Task prompt: Each line that holds the word "title" counts once; give the total number of such lines and nothing else.

::: The records :::

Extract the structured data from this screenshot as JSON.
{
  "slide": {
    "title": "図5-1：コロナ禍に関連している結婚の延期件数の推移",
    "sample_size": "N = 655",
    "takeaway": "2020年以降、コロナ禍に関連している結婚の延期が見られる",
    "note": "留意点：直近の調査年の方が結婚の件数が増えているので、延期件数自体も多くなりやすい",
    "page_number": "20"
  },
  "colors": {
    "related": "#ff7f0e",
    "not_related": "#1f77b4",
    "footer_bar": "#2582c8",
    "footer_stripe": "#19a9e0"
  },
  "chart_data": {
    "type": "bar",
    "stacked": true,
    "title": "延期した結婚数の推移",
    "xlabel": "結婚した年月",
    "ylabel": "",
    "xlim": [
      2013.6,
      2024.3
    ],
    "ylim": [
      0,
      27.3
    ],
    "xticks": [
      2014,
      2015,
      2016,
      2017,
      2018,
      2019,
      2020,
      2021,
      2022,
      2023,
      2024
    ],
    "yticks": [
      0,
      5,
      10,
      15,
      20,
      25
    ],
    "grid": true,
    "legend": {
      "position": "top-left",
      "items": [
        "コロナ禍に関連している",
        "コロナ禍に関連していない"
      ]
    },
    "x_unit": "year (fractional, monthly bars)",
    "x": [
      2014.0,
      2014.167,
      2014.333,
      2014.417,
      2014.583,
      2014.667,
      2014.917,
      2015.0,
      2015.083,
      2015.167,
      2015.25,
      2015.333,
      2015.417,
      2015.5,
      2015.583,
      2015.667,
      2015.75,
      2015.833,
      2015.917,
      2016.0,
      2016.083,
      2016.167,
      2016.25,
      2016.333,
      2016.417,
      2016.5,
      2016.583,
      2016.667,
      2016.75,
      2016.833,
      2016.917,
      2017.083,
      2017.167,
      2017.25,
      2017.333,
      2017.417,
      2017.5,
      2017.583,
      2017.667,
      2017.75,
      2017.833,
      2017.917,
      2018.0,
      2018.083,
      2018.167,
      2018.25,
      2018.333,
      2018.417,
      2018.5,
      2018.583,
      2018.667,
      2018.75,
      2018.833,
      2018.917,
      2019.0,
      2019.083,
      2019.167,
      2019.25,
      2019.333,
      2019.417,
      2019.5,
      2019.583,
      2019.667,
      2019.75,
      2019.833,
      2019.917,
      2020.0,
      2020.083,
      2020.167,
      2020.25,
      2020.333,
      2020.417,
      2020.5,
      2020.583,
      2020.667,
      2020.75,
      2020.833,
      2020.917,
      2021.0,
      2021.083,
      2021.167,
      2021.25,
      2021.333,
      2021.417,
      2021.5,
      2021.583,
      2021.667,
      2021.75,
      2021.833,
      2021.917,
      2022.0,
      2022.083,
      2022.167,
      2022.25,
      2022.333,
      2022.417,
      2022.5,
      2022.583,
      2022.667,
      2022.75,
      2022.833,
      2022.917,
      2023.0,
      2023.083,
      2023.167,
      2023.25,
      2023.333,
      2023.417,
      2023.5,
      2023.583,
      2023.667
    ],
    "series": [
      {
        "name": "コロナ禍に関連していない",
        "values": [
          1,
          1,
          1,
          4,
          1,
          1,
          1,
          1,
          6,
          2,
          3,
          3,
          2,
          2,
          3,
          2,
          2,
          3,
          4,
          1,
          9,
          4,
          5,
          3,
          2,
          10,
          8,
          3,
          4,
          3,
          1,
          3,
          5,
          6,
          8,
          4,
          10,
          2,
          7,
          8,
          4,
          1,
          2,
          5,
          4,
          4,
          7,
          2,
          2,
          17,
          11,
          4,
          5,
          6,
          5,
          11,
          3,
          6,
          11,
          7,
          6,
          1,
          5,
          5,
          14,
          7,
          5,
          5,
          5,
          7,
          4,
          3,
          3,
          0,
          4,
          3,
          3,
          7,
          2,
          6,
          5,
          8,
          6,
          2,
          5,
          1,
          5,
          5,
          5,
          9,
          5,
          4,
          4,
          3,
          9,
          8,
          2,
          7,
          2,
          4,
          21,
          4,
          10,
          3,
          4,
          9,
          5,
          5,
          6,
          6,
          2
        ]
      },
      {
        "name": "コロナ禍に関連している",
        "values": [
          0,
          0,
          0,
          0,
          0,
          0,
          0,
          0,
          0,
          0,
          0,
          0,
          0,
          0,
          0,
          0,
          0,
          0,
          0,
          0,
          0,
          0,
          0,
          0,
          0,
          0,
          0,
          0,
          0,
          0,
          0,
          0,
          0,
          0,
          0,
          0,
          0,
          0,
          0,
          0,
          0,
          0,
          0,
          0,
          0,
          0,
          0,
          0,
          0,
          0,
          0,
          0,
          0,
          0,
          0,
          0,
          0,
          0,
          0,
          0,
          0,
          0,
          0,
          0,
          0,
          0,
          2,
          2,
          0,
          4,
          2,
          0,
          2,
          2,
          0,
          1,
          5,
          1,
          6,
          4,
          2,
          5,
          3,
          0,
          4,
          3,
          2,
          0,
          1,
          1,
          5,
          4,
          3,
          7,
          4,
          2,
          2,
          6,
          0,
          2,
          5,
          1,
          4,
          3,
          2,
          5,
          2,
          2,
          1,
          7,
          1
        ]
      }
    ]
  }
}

:::

Expected output: 2